» **MATERIAL PROVIDED**:
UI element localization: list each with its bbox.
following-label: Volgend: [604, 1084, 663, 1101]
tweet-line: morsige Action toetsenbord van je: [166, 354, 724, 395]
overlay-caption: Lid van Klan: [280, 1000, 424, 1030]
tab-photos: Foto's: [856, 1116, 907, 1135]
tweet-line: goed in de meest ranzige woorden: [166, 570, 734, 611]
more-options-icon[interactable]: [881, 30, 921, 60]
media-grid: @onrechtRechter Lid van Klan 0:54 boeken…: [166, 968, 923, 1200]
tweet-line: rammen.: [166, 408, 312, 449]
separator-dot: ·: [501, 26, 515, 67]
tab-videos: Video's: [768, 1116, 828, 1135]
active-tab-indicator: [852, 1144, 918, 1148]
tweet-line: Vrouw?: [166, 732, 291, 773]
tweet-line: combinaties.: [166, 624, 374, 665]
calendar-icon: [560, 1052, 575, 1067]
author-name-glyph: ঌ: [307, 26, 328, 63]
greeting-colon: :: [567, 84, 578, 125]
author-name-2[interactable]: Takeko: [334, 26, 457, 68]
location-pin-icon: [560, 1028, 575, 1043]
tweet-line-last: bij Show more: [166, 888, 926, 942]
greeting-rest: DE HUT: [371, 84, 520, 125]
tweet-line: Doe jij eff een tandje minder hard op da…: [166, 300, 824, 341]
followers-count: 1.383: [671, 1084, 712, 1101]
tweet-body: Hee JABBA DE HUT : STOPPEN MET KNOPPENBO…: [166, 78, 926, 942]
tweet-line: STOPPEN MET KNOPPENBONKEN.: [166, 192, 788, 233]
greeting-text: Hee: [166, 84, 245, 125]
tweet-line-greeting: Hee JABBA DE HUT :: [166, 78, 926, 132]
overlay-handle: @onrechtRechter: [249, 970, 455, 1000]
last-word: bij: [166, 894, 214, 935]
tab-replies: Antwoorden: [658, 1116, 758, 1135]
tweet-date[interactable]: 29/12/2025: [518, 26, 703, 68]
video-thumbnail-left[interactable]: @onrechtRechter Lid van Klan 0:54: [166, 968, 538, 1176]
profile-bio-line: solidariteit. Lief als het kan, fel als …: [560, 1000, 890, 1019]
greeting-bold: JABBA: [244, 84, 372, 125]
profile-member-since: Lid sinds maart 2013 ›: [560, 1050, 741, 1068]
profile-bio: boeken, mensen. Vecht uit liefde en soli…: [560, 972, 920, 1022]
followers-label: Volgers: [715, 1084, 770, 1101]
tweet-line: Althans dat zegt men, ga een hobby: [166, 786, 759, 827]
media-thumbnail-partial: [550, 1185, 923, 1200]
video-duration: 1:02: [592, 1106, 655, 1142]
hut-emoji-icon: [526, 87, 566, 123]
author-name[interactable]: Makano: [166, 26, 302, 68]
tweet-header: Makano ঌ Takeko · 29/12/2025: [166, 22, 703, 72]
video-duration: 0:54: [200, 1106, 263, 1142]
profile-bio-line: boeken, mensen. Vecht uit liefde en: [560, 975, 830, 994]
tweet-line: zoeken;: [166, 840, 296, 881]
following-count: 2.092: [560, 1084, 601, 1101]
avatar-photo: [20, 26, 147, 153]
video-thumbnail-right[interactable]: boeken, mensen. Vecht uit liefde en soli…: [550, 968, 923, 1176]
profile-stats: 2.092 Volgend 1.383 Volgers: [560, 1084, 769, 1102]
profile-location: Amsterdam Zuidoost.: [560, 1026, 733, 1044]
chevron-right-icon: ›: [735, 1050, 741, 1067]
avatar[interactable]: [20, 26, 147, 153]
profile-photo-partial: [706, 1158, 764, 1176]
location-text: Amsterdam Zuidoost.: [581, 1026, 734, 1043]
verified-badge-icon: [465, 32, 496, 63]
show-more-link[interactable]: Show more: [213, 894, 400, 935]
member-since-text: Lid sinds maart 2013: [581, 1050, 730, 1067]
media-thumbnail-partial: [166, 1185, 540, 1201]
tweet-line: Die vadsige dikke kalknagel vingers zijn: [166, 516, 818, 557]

» **PROBLEM TO SOLVE**:
Copy out every line of the records above, character for character.

» **EXPECTED ANSWER**:
UI element localization: list each with its bbox.
following-label: Volgend: [604, 1084, 663, 1101]
tweet-line: morsige Action toetsenbord van je: [166, 354, 724, 395]
overlay-caption: Lid van Klan: [280, 1000, 424, 1030]
tab-photos: Foto's: [856, 1116, 907, 1135]
tweet-line: goed in de meest ranzige woorden: [166, 570, 734, 611]
more-options-icon[interactable]: [881, 30, 921, 60]
media-grid: @onrechtRechter Lid van Klan 0:54 boeken…: [166, 968, 923, 1200]
tweet-line: rammen.: [166, 408, 312, 449]
separator-dot: ·: [501, 26, 515, 67]
tab-videos: Video's: [768, 1116, 828, 1135]
active-tab-indicator: [852, 1144, 918, 1148]
tweet-line: Vrouw?: [166, 732, 291, 773]
tweet-line: combinaties.: [166, 624, 374, 665]
calendar-icon: [560, 1052, 575, 1067]
author-name-glyph: ঌ: [307, 26, 328, 63]
greeting-colon: :: [567, 84, 578, 125]
author-name-2[interactable]: Takeko: [334, 26, 457, 68]
location-pin-icon: [560, 1028, 575, 1043]
tweet-line-last: bij Show more: [166, 888, 926, 942]
greeting-rest: DE HUT: [371, 84, 520, 125]
tweet-line: Doe jij eff een tandje minder hard op da…: [166, 300, 824, 341]
followers-count: 1.383: [671, 1084, 712, 1101]
tweet-body: Hee JABBA DE HUT : STOPPEN MET KNOPPENBO…: [166, 78, 926, 942]
tweet-line: STOPPEN MET KNOPPENBONKEN.: [166, 192, 788, 233]
greeting-text: Hee: [166, 84, 245, 125]
tweet-line-greeting: Hee JABBA DE HUT :: [166, 78, 926, 132]
overlay-handle: @onrechtRechter: [249, 970, 455, 1000]
last-word: bij: [166, 894, 214, 935]
tab-replies: Antwoorden: [658, 1116, 758, 1135]
tweet-date[interactable]: 29/12/2025: [518, 26, 703, 68]
video-thumbnail-left[interactable]: @onrechtRechter Lid van Klan 0:54: [166, 968, 538, 1176]
profile-bio-line: solidariteit. Lief als het kan, fel als …: [560, 1000, 890, 1019]
greeting-bold: JABBA: [244, 84, 372, 125]
profile-member-since: Lid sinds maart 2013 ›: [560, 1050, 741, 1068]
profile-bio: boeken, mensen. Vecht uit liefde en soli…: [560, 972, 920, 1022]
followers-label: Volgers: [715, 1084, 770, 1101]
tweet-line: Althans dat zegt men, ga een hobby: [166, 786, 759, 827]
media-thumbnail-partial: [550, 1185, 923, 1200]
video-duration: 1:02: [592, 1106, 655, 1142]
hut-emoji-icon: [526, 87, 566, 123]
author-name[interactable]: Makano: [166, 26, 302, 68]
tweet-header: Makano ঌ Takeko · 29/12/2025: [166, 22, 703, 72]
video-duration: 0:54: [200, 1106, 263, 1142]
profile-bio-line: boeken, mensen. Vecht uit liefde en: [560, 975, 830, 994]
tweet-line: zoeken;: [166, 840, 296, 881]
following-count: 2.092: [560, 1084, 601, 1101]
avatar-photo: [20, 26, 147, 153]
video-thumbnail-right[interactable]: boeken, mensen. Vecht uit liefde en soli…: [550, 968, 923, 1176]
profile-stats: 2.092 Volgend 1.383 Volgers: [560, 1084, 769, 1102]
profile-location: Amsterdam Zuidoost.: [560, 1026, 733, 1044]
chevron-right-icon: ›: [735, 1050, 741, 1067]
avatar[interactable]: [20, 26, 147, 153]
profile-photo-partial: [706, 1158, 764, 1176]
location-text: Amsterdam Zuidoost.: [581, 1026, 734, 1043]
verified-badge-icon: [465, 32, 496, 63]
show-more-link[interactable]: Show more: [213, 894, 400, 935]
member-since-text: Lid sinds maart 2013: [581, 1050, 730, 1067]
media-thumbnail-partial: [166, 1185, 540, 1201]
tweet-line: Die vadsige dikke kalknagel vingers zijn: [166, 516, 818, 557]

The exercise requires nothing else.